Start Provided material

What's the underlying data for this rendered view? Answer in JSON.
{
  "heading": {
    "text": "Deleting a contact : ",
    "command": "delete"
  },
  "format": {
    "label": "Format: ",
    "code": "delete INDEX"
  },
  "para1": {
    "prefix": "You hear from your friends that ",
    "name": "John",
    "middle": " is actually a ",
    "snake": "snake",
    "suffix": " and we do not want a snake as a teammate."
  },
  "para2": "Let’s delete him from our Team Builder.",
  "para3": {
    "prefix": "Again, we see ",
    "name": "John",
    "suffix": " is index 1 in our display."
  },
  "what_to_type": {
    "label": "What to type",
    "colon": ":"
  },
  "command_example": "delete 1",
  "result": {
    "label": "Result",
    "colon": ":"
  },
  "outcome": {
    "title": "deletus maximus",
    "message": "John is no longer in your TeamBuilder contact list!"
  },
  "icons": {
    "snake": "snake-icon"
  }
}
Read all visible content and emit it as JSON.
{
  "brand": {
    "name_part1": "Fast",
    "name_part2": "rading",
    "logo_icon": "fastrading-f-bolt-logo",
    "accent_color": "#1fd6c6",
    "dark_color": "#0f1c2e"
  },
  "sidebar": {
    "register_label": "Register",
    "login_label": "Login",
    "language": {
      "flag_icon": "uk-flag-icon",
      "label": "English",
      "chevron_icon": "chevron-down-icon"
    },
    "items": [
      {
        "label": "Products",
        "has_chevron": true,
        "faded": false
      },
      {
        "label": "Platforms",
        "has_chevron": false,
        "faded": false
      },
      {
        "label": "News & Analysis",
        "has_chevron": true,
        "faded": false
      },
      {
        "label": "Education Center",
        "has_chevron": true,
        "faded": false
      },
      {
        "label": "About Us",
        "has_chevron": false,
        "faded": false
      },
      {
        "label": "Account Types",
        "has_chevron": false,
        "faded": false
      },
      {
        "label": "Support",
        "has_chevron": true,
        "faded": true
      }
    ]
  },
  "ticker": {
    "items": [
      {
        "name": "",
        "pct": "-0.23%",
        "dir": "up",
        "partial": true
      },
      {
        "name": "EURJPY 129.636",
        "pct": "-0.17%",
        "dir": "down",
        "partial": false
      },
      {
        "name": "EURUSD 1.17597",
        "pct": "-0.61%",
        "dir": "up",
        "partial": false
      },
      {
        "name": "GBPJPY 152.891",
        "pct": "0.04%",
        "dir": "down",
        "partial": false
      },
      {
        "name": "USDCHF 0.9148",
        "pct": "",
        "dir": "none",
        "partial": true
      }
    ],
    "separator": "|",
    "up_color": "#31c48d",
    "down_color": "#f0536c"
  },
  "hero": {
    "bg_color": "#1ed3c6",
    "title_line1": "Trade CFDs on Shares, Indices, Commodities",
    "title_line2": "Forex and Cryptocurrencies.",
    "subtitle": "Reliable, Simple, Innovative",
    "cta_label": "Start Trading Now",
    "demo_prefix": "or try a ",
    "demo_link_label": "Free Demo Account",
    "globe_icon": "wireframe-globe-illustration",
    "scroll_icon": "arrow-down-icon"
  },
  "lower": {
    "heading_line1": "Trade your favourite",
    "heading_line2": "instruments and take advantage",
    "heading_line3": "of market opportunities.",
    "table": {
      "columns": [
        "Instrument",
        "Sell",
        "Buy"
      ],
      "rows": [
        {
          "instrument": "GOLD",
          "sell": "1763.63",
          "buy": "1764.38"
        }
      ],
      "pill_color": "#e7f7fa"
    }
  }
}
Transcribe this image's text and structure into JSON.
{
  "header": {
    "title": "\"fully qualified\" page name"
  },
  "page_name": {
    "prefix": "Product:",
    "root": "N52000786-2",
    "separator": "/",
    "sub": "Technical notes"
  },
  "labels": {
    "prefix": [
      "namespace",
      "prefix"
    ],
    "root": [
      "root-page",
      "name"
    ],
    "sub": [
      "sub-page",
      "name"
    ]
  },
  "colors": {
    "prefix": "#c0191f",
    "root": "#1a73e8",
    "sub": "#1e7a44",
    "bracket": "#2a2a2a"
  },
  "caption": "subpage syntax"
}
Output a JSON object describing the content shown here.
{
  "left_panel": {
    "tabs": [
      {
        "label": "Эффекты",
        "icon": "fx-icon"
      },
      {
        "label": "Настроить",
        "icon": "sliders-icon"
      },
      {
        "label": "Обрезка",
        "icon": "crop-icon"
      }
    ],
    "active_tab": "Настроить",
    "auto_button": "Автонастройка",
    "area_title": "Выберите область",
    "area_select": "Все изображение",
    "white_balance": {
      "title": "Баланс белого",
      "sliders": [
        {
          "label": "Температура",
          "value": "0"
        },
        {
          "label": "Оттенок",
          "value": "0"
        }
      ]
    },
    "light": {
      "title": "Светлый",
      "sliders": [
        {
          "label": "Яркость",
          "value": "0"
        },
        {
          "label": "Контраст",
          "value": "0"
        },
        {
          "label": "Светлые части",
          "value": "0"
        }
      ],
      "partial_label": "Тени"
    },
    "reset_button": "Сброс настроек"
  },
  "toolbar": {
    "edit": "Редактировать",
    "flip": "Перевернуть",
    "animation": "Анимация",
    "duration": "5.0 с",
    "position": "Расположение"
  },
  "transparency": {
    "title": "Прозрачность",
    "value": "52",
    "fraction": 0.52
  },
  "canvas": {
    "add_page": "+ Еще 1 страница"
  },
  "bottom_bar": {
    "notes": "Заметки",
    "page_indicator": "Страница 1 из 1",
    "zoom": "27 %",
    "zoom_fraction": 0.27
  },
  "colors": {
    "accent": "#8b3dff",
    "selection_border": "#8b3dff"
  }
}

End Provided material

= Problem =
Find the line containing "Output a JSON", then output it and every line after it to the end of the data, exactly.

= Right answer =
Output a JSON object describing the content shown here.
{
  "left_panel": {
    "tabs": [
      {
        "label": "Эффекты",
        "icon": "fx-icon"
      },
      {
        "label": "Настроить",
        "icon": "sliders-icon"
      },
      {
        "label": "Обрезка",
        "icon": "crop-icon"
      }
    ],
    "active_tab": "Настроить",
    "auto_button": "Автонастройка",
    "area_title": "Выберите область",
    "area_select": "Все изображение",
    "white_balance": {
      "title": "Баланс белого",
      "sliders": [
        {
          "label": "Температура",
          "value": "0"
        },
        {
          "label": "Оттенок",
          "value": "0"
        }
      ]
    },
    "light": {
      "title": "Светлый",
      "sliders": [
        {
          "label": "Яркость",
          "value": "0"
        },
        {
          "label": "Контраст",
          "value": "0"
        },
        {
          "label": "Светлые части",
          "value": "0"
        }
      ],
      "partial_label": "Тени"
    },
    "reset_button": "Сброс настроек"
  },
  "toolbar": {
    "edit": "Редактировать",
    "flip": "Перевернуть",
    "animation": "Анимация",
    "duration": "5.0 с",
    "position": "Расположение"
  },
  "transparency": {
    "title": "Прозрачность",
    "value": "52",
    "fraction": 0.52
  },
  "canvas": {
    "add_page": "+ Еще 1 страница"
  },
  "bottom_bar": {
    "notes": "Заметки",
    "page_indicator": "Страница 1 из 1",
    "zoom": "27 %",
    "zoom_fraction": 0.27
  },
  "colors": {
    "accent": "#8b3dff",
    "selection_border": "#8b3dff"
  }
}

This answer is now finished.